• Exercise brief:
Extract and list every line that contains the word "handle".

(Records)
......
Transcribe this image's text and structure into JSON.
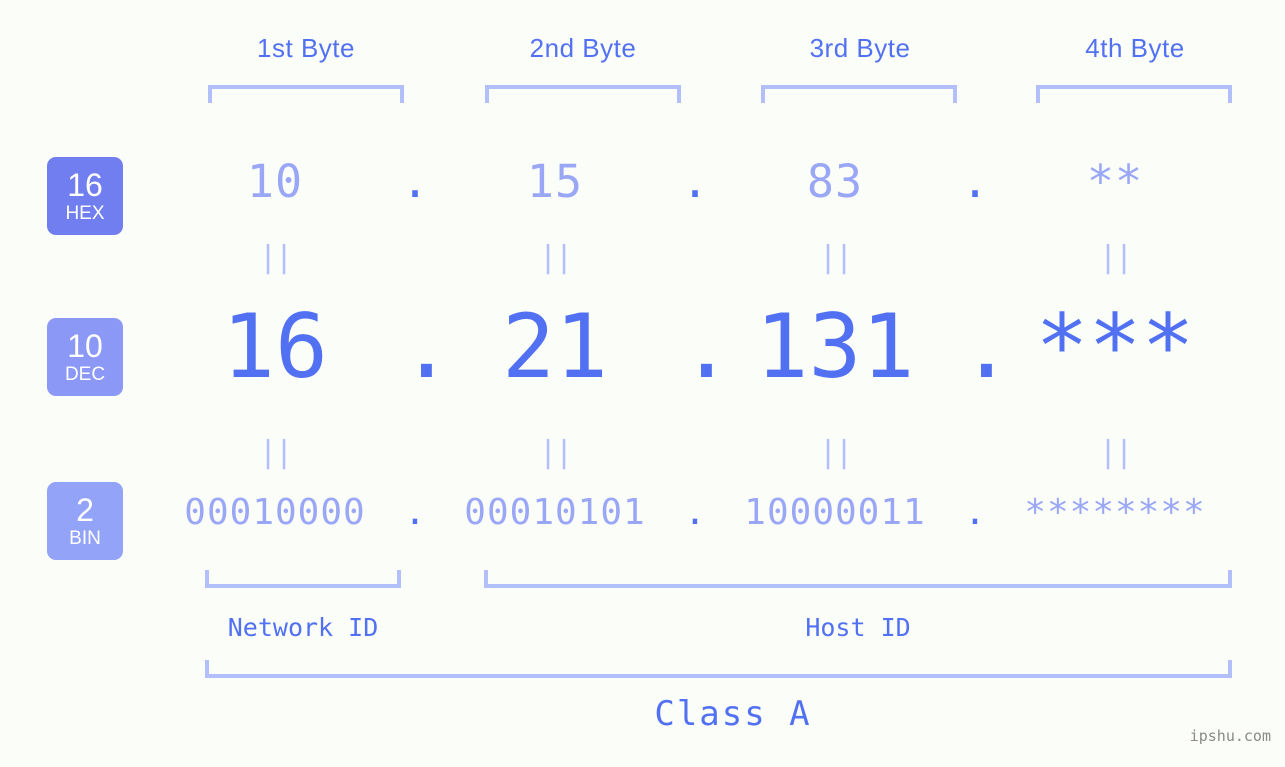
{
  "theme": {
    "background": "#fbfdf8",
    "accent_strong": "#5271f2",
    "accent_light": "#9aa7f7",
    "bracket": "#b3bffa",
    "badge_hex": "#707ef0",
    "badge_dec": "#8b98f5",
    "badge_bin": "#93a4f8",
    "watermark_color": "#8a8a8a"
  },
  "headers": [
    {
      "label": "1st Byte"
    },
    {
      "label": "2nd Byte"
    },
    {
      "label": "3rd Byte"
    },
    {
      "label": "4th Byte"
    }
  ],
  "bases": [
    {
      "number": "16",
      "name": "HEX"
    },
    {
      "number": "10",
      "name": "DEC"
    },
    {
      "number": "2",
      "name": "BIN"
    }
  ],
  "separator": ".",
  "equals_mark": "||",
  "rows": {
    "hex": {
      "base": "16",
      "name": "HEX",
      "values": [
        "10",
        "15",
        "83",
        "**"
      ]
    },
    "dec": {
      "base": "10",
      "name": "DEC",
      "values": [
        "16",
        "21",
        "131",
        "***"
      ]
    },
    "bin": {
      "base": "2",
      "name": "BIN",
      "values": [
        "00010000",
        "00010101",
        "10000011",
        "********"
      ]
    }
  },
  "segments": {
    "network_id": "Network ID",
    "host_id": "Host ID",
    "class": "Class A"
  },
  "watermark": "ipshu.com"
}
......
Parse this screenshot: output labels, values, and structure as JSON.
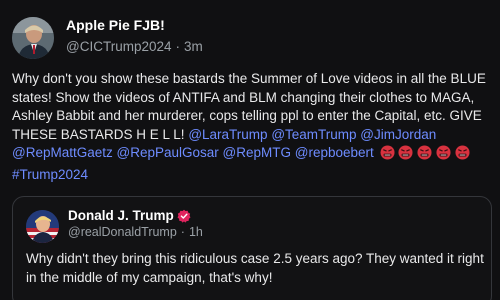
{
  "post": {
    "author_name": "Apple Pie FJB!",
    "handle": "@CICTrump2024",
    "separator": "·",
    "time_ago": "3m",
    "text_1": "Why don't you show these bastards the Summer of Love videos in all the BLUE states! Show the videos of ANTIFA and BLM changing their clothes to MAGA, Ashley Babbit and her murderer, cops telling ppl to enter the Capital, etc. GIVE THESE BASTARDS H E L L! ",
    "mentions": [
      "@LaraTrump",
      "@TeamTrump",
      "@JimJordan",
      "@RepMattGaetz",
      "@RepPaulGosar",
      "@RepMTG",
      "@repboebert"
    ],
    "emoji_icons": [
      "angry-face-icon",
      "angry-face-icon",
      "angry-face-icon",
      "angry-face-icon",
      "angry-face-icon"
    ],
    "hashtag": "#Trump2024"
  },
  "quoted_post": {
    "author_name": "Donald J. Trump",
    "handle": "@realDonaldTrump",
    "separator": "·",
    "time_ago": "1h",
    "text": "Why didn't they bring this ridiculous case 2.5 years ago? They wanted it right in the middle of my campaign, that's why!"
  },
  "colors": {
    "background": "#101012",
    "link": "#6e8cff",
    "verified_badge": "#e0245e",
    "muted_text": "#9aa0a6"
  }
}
......
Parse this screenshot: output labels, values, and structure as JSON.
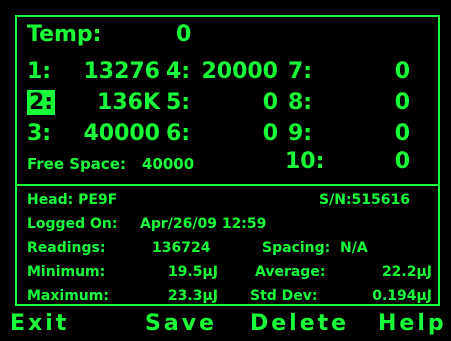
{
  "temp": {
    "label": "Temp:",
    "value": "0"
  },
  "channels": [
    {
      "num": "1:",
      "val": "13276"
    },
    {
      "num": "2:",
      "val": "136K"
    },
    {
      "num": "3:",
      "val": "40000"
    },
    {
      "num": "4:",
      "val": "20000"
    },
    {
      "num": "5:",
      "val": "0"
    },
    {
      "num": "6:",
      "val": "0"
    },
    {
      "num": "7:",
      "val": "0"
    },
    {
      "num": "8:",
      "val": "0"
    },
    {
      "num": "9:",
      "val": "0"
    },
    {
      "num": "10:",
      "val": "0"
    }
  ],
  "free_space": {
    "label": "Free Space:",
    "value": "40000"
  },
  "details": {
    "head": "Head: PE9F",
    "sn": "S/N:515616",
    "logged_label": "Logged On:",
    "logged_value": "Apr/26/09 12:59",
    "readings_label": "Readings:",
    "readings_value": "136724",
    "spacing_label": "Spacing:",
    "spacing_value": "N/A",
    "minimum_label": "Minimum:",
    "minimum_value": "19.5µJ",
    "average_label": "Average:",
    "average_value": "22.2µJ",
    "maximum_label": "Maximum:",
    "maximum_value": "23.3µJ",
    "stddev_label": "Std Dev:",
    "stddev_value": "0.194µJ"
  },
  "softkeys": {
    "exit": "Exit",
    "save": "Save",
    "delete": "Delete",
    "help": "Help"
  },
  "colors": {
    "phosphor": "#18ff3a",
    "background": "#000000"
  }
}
......
• Output for this exercise:
    "handle": "@CICTrump2024",
    "handle": "@realDonaldTrump",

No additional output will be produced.